╭─ MATERIAL SUPPLIED

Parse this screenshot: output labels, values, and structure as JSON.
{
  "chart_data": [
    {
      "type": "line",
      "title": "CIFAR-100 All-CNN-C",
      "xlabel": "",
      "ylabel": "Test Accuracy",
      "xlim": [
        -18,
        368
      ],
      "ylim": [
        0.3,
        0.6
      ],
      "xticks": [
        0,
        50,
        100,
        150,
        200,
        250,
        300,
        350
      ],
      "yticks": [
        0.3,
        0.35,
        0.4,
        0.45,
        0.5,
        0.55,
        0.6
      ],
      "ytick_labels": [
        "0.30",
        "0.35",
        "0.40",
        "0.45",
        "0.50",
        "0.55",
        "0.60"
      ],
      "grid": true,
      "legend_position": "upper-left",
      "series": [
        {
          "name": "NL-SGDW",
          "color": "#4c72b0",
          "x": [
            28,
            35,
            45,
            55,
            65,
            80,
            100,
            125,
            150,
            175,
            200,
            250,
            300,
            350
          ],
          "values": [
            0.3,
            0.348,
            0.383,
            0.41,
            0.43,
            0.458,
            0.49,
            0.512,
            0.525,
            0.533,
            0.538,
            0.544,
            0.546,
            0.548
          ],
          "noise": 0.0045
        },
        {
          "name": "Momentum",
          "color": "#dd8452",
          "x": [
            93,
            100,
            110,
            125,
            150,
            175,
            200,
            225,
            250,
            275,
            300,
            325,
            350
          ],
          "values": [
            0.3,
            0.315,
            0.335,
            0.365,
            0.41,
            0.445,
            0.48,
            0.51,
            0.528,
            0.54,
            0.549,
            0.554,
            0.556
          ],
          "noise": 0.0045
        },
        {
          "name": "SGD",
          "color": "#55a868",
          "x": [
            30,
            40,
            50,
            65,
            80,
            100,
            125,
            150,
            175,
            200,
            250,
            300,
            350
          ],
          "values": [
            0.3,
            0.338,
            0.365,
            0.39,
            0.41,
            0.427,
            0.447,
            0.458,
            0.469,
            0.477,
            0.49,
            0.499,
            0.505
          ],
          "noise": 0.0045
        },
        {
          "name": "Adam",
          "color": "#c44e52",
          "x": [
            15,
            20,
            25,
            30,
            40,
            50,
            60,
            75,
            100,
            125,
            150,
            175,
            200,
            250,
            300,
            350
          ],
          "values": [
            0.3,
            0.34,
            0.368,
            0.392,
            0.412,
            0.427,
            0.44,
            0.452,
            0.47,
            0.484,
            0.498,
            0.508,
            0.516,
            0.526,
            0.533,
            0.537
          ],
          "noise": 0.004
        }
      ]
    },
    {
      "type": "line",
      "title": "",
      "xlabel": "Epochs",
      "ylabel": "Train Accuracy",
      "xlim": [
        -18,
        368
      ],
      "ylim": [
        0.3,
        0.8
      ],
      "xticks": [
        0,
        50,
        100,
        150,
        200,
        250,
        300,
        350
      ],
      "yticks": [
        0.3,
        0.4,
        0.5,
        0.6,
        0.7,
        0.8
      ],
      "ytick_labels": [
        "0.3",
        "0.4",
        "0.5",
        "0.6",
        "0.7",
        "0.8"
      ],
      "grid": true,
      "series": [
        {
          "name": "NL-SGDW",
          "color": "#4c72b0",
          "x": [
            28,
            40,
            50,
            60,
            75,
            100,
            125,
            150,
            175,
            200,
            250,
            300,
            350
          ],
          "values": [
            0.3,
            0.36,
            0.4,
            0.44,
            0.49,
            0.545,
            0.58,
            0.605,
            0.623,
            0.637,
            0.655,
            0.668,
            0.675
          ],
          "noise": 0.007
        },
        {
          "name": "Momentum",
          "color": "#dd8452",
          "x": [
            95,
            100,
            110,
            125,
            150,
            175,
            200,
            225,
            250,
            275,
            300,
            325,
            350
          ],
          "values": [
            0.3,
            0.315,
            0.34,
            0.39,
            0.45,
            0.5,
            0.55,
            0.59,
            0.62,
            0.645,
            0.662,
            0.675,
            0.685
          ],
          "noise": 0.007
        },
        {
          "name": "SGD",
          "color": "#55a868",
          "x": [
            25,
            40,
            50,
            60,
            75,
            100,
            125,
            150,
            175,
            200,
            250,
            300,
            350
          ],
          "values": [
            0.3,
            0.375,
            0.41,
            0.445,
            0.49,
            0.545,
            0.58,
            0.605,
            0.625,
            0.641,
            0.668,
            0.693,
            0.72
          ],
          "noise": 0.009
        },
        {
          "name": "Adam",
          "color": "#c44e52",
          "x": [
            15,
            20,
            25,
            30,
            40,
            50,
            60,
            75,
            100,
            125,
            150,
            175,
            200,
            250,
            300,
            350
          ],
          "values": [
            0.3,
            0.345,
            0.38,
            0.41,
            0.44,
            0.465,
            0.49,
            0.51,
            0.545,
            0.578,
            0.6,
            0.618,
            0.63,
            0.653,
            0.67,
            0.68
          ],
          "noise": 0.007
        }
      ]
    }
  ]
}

╰─

■ OBJECTIVE ■
Produce a verbatim transcription of the entries above.

■ FINAL ANSWER ■
Parse this screenshot: output labels, values, and structure as JSON.
{
  "chart_data": [
    {
      "type": "line",
      "title": "CIFAR-100 All-CNN-C",
      "xlabel": "",
      "ylabel": "Test Accuracy",
      "xlim": [
        -18,
        368
      ],
      "ylim": [
        0.3,
        0.6
      ],
      "xticks": [
        0,
        50,
        100,
        150,
        200,
        250,
        300,
        350
      ],
      "yticks": [
        0.3,
        0.35,
        0.4,
        0.45,
        0.5,
        0.55,
        0.6
      ],
      "ytick_labels": [
        "0.30",
        "0.35",
        "0.40",
        "0.45",
        "0.50",
        "0.55",
        "0.60"
      ],
      "grid": true,
      "legend_position": "upper-left",
      "series": [
        {
          "name": "NL-SGDW",
          "color": "#4c72b0",
          "x": [
            28,
            35,
            45,
            55,
            65,
            80,
            100,
            125,
            150,
            175,
            200,
            250,
            300,
            350
          ],
          "values": [
            0.3,
            0.348,
            0.383,
            0.41,
            0.43,
            0.458,
            0.49,
            0.512,
            0.525,
            0.533,
            0.538,
            0.544,
            0.546,
            0.548
          ],
          "noise": 0.0045
        },
        {
          "name": "Momentum",
          "color": "#dd8452",
          "x": [
            93,
            100,
            110,
            125,
            150,
            175,
            200,
            225,
            250,
            275,
            300,
            325,
            350
          ],
          "values": [
            0.3,
            0.315,
            0.335,
            0.365,
            0.41,
            0.445,
            0.48,
            0.51,
            0.528,
            0.54,
            0.549,
            0.554,
            0.556
          ],
          "noise": 0.0045
        },
        {
          "name": "SGD",
          "color": "#55a868",
          "x": [
            30,
            40,
            50,
            65,
            80,
            100,
            125,
            150,
            175,
            200,
            250,
            300,
            350
          ],
          "values": [
            0.3,
            0.338,
            0.365,
            0.39,
            0.41,
            0.427,
            0.447,
            0.458,
            0.469,
            0.477,
            0.49,
            0.499,
            0.505
          ],
          "noise": 0.0045
        },
        {
          "name": "Adam",
          "color": "#c44e52",
          "x": [
            15,
            20,
            25,
            30,
            40,
            50,
            60,
            75,
            100,
            125,
            150,
            175,
            200,
            250,
            300,
            350
          ],
          "values": [
            0.3,
            0.34,
            0.368,
            0.392,
            0.412,
            0.427,
            0.44,
            0.452,
            0.47,
            0.484,
            0.498,
            0.508,
            0.516,
            0.526,
            0.533,
            0.537
          ],
          "noise": 0.004
        }
      ]
    },
    {
      "type": "line",
      "title": "",
      "xlabel": "Epochs",
      "ylabel": "Train Accuracy",
      "xlim": [
        -18,
        368
      ],
      "ylim": [
        0.3,
        0.8
      ],
      "xticks": [
        0,
        50,
        100,
        150,
        200,
        250,
        300,
        350
      ],
      "yticks": [
        0.3,
        0.4,
        0.5,
        0.6,
        0.7,
        0.8
      ],
      "ytick_labels": [
        "0.3",
        "0.4",
        "0.5",
        "0.6",
        "0.7",
        "0.8"
      ],
      "grid": true,
      "series": [
        {
          "name": "NL-SGDW",
          "color": "#4c72b0",
          "x": [
            28,
            40,
            50,
            60,
            75,
            100,
            125,
            150,
            175,
            200,
            250,
            300,
            350
          ],
          "values": [
            0.3,
            0.36,
            0.4,
            0.44,
            0.49,
            0.545,
            0.58,
            0.605,
            0.623,
            0.637,
            0.655,
            0.668,
            0.675
          ],
          "noise": 0.007
        },
        {
          "name": "Momentum",
          "color": "#dd8452",
          "x": [
            95,
            100,
            110,
            125,
            150,
            175,
            200,
            225,
            250,
            275,
            300,
            325,
            350
          ],
          "values": [
            0.3,
            0.315,
            0.34,
            0.39,
            0.45,
            0.5,
            0.55,
            0.59,
            0.62,
            0.645,
            0.662,
            0.675,
            0.685
          ],
          "noise": 0.007
        },
        {
          "name": "SGD",
          "color": "#55a868",
          "x": [
            25,
            40,
            50,
            60,
            75,
            100,
            125,
            150,
            175,
            200,
            250,
            300,
            350
          ],
          "values": [
            0.3,
            0.375,
            0.41,
            0.445,
            0.49,
            0.545,
            0.58,
            0.605,
            0.625,
            0.641,
            0.668,
            0.693,
            0.72
          ],
          "noise": 0.009
        },
        {
          "name": "Adam",
          "color": "#c44e52",
          "x": [
            15,
            20,
            25,
            30,
            40,
            50,
            60,
            75,
            100,
            125,
            150,
            175,
            200,
            250,
            300,
            350
          ],
          "values": [
            0.3,
            0.345,
            0.38,
            0.41,
            0.44,
            0.465,
            0.49,
            0.51,
            0.545,
            0.578,
            0.6,
            0.618,
            0.63,
            0.653,
            0.67,
            0.68
          ],
          "noise": 0.007
        }
      ]
    }
  ]
}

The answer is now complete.